Stated exercise: What follows is a listing; give it again exactly, in its entirety.

Data to use:
►

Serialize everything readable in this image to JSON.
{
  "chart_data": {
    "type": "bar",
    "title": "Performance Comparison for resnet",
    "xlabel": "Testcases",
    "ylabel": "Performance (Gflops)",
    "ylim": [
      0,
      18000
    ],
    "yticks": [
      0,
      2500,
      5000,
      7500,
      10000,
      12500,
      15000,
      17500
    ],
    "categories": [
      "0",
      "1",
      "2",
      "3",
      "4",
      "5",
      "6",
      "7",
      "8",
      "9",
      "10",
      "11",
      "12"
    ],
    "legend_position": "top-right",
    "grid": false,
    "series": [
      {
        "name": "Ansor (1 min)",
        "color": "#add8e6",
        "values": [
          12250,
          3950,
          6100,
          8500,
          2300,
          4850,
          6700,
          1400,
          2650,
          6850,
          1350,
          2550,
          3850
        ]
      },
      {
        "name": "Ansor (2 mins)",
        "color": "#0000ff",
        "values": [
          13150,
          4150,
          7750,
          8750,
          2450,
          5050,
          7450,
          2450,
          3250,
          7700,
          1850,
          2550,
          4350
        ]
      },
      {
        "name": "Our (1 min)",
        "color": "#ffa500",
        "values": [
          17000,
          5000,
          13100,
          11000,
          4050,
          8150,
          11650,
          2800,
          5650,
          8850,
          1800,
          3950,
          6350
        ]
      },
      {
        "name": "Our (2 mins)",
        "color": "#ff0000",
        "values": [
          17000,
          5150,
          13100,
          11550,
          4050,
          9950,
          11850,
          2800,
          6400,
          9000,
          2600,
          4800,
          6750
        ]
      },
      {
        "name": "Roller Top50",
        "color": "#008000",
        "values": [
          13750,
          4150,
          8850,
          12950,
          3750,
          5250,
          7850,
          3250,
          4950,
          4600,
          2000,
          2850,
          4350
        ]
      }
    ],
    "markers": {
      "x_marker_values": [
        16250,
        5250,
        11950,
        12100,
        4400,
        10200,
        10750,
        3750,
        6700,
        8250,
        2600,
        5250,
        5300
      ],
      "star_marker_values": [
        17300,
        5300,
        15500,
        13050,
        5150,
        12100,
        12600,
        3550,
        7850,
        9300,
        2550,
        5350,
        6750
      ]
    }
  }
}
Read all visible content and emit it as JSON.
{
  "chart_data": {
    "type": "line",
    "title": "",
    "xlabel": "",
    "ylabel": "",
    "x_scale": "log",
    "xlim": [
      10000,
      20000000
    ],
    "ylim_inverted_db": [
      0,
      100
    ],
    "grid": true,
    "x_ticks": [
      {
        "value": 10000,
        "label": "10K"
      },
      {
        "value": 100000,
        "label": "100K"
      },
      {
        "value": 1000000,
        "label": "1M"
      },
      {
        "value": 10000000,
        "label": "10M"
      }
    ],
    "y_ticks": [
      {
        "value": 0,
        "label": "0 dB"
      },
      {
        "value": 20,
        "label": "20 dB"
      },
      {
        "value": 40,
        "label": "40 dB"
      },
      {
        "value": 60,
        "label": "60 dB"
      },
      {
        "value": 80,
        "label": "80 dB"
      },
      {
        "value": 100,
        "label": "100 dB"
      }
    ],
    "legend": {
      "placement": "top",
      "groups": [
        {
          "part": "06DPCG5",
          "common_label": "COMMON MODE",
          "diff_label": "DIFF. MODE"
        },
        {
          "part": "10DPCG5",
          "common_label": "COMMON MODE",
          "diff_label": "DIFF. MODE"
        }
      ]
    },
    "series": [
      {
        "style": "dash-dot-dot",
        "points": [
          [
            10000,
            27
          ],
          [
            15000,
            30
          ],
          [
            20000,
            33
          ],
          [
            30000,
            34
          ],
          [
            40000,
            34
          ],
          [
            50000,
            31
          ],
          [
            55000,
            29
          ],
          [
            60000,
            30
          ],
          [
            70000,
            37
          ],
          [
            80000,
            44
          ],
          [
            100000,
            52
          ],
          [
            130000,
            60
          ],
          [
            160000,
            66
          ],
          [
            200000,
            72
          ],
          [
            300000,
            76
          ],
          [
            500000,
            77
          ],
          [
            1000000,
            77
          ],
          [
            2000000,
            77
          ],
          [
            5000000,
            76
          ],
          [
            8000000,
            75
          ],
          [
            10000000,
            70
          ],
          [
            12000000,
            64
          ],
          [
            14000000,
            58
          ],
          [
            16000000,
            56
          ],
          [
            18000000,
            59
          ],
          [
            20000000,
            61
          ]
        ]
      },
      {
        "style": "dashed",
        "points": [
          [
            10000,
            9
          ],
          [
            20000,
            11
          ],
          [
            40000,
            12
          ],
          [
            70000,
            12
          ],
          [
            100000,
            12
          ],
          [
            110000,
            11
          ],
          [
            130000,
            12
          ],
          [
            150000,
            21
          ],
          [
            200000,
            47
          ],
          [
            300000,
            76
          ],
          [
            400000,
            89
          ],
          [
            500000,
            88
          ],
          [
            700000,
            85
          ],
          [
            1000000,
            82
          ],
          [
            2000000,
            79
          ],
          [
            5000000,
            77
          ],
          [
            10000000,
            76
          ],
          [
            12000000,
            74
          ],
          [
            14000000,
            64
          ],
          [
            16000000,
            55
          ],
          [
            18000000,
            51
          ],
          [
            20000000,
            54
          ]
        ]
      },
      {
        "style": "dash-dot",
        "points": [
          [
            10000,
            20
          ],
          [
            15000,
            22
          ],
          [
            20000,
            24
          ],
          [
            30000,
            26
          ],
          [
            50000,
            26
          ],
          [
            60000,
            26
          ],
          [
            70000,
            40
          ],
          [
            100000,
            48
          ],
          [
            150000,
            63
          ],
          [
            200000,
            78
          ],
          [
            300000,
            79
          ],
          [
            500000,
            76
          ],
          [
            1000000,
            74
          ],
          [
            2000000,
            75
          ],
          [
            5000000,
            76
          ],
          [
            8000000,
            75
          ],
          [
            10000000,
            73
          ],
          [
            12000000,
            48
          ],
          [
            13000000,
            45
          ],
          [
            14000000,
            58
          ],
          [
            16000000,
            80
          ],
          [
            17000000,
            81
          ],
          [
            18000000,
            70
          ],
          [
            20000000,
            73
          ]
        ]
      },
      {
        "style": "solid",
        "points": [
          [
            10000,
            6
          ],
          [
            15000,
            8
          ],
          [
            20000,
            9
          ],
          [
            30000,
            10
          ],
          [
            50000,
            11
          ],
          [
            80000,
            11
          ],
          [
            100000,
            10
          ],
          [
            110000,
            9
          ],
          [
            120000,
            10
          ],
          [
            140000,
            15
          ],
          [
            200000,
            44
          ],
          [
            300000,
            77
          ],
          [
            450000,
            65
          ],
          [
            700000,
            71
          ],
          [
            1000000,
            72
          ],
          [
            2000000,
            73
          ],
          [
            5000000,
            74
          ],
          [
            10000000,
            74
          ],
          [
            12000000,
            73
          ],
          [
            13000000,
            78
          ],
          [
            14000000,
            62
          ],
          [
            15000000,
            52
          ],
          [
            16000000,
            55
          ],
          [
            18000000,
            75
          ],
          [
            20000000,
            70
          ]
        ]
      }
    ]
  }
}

◄

Output below:
Serialize everything readable in this image to JSON.
{
  "chart_data": {
    "type": "bar",
    "title": "Performance Comparison for resnet",
    "xlabel": "Testcases",
    "ylabel": "Performance (Gflops)",
    "ylim": [
      0,
      18000
    ],
    "yticks": [
      0,
      2500,
      5000,
      7500,
      10000,
      12500,
      15000,
      17500
    ],
    "categories": [
      "0",
      "1",
      "2",
      "3",
      "4",
      "5",
      "6",
      "7",
      "8",
      "9",
      "10",
      "11",
      "12"
    ],
    "legend_position": "top-right",
    "grid": false,
    "series": [
      {
        "name": "Ansor (1 min)",
        "color": "#add8e6",
        "values": [
          12250,
          3950,
          6100,
          8500,
          2300,
          4850,
          6700,
          1400,
          2650,
          6850,
          1350,
          2550,
          3850
        ]
      },
      {
        "name": "Ansor (2 mins)",
        "color": "#0000ff",
        "values": [
          13150,
          4150,
          7750,
          8750,
          2450,
          5050,
          7450,
          2450,
          3250,
          7700,
          1850,
          2550,
          4350
        ]
      },
      {
        "name": "Our (1 min)",
        "color": "#ffa500",
        "values": [
          17000,
          5000,
          13100,
          11000,
          4050,
          8150,
          11650,
          2800,
          5650,
          8850,
          1800,
          3950,
          6350
        ]
      },
      {
        "name": "Our (2 mins)",
        "color": "#ff0000",
        "values": [
          17000,
          5150,
          13100,
          11550,
          4050,
          9950,
          11850,
          2800,
          6400,
          9000,
          2600,
          4800,
          6750
        ]
      },
      {
        "name": "Roller Top50",
        "color": "#008000",
        "values": [
          13750,
          4150,
          8850,
          12950,
          3750,
          5250,
          7850,
          3250,
          4950,
          4600,
          2000,
          2850,
          4350
        ]
      }
    ],
    "markers": {
      "x_marker_values": [
        16250,
        5250,
        11950,
        12100,
        4400,
        10200,
        10750,
        3750,
        6700,
        8250,
        2600,
        5250,
        5300
      ],
      "star_marker_values": [
        17300,
        5300,
        15500,
        13050,
        5150,
        12100,
        12600,
        3550,
        7850,
        9300,
        2550,
        5350,
        6750
      ]
    }
  }
}
Read all visible content and emit it as JSON.
{
  "chart_data": {
    "type": "line",
    "title": "",
    "xlabel": "",
    "ylabel": "",
    "x_scale": "log",
    "xlim": [
      10000,
      20000000
    ],
    "ylim_inverted_db": [
      0,
      100
    ],
    "grid": true,
    "x_ticks": [
      {
        "value": 10000,
        "label": "10K"
      },
      {
        "value": 100000,
        "label": "100K"
      },
      {
        "value": 1000000,
        "label": "1M"
      },
      {
        "value": 10000000,
        "label": "10M"
      }
    ],
    "y_ticks": [
      {
        "value": 0,
        "label": "0 dB"
      },
      {
        "value": 20,
        "label": "20 dB"
      },
      {
        "value": 40,
        "label": "40 dB"
      },
      {
        "value": 60,
        "label": "60 dB"
      },
      {
        "value": 80,
        "label": "80 dB"
      },
      {
        "value": 100,
        "label": "100 dB"
      }
    ],
    "legend": {
      "placement": "top",
      "groups": [
        {
          "part": "06DPCG5",
          "common_label": "COMMON MODE",
          "diff_label": "DIFF. MODE"
        },
        {
          "part": "10DPCG5",
          "common_label": "COMMON MODE",
          "diff_label": "DIFF. MODE"
        }
      ]
    },
    "series": [
      {
        "style": "dash-dot-dot",
        "points": [
          [
            10000,
            27
          ],
          [
            15000,
            30
          ],
          [
            20000,
            33
          ],
          [
            30000,
            34
          ],
          [
            40000,
            34
          ],
          [
            50000,
            31
          ],
          [
            55000,
            29
          ],
          [
            60000,
            30
          ],
          [
            70000,
            37
          ],
          [
            80000,
            44
          ],
          [
            100000,
            52
          ],
          [
            130000,
            60
          ],
          [
            160000,
            66
          ],
          [
            200000,
            72
          ],
          [
            300000,
            76
          ],
          [
            500000,
            77
          ],
          [
            1000000,
            77
          ],
          [
            2000000,
            77
          ],
          [
            5000000,
            76
          ],
          [
            8000000,
            75
          ],
          [
            10000000,
            70
          ],
          [
            12000000,
            64
          ],
          [
            14000000,
            58
          ],
          [
            16000000,
            56
          ],
          [
            18000000,
            59
          ],
          [
            20000000,
            61
          ]
        ]
      },
      {
        "style": "dashed",
        "points": [
          [
            10000,
            9
          ],
          [
            20000,
            11
          ],
          [
            40000,
            12
          ],
          [
            70000,
            12
          ],
          [
            100000,
            12
          ],
          [
            110000,
            11
          ],
          [
            130000,
            12
          ],
          [
            150000,
            21
          ],
          [
            200000,
            47
          ],
          [
            300000,
            76
          ],
          [
            400000,
            89
          ],
          [
            500000,
            88
          ],
          [
            700000,
            85
          ],
          [
            1000000,
            82
          ],
          [
            2000000,
            79
          ],
          [
            5000000,
            77
          ],
          [
            10000000,
            76
          ],
          [
            12000000,
            74
          ],
          [
            14000000,
            64
          ],
          [
            16000000,
            55
          ],
          [
            18000000,
            51
          ],
          [
            20000000,
            54
          ]
        ]
      },
      {
        "style": "dash-dot",
        "points": [
          [
            10000,
            20
          ],
          [
            15000,
            22
          ],
          [
            20000,
            24
          ],
          [
            30000,
            26
          ],
          [
            50000,
            26
          ],
          [
            60000,
            26
          ],
          [
            70000,
            40
          ],
          [
            100000,
            48
          ],
          [
            150000,
            63
          ],
          [
            200000,
            78
          ],
          [
            300000,
            79
          ],
          [
            500000,
            76
          ],
          [
            1000000,
            74
          ],
          [
            2000000,
            75
          ],
          [
            5000000,
            76
          ],
          [
            8000000,
            75
          ],
          [
            10000000,
            73
          ],
          [
            12000000,
            48
          ],
          [
            13000000,
            45
          ],
          [
            14000000,
            58
          ],
          [
            16000000,
            80
          ],
          [
            17000000,
            81
          ],
          [
            18000000,
            70
          ],
          [
            20000000,
            73
          ]
        ]
      },
      {
        "style": "solid",
        "points": [
          [
            10000,
            6
          ],
          [
            15000,
            8
          ],
          [
            20000,
            9
          ],
          [
            30000,
            10
          ],
          [
            50000,
            11
          ],
          [
            80000,
            11
          ],
          [
            100000,
            10
          ],
          [
            110000,
            9
          ],
          [
            120000,
            10
          ],
          [
            140000,
            15
          ],
          [
            200000,
            44
          ],
          [
            300000,
            77
          ],
          [
            450000,
            65
          ],
          [
            700000,
            71
          ],
          [
            1000000,
            72
          ],
          [
            2000000,
            73
          ],
          [
            5000000,
            74
          ],
          [
            10000000,
            74
          ],
          [
            12000000,
            73
          ],
          [
            13000000,
            78
          ],
          [
            14000000,
            62
          ],
          [
            15000000,
            52
          ],
          [
            16000000,
            55
          ],
          [
            18000000,
            75
          ],
          [
            20000000,
            70
          ]
        ]
      }
    ]
  }
}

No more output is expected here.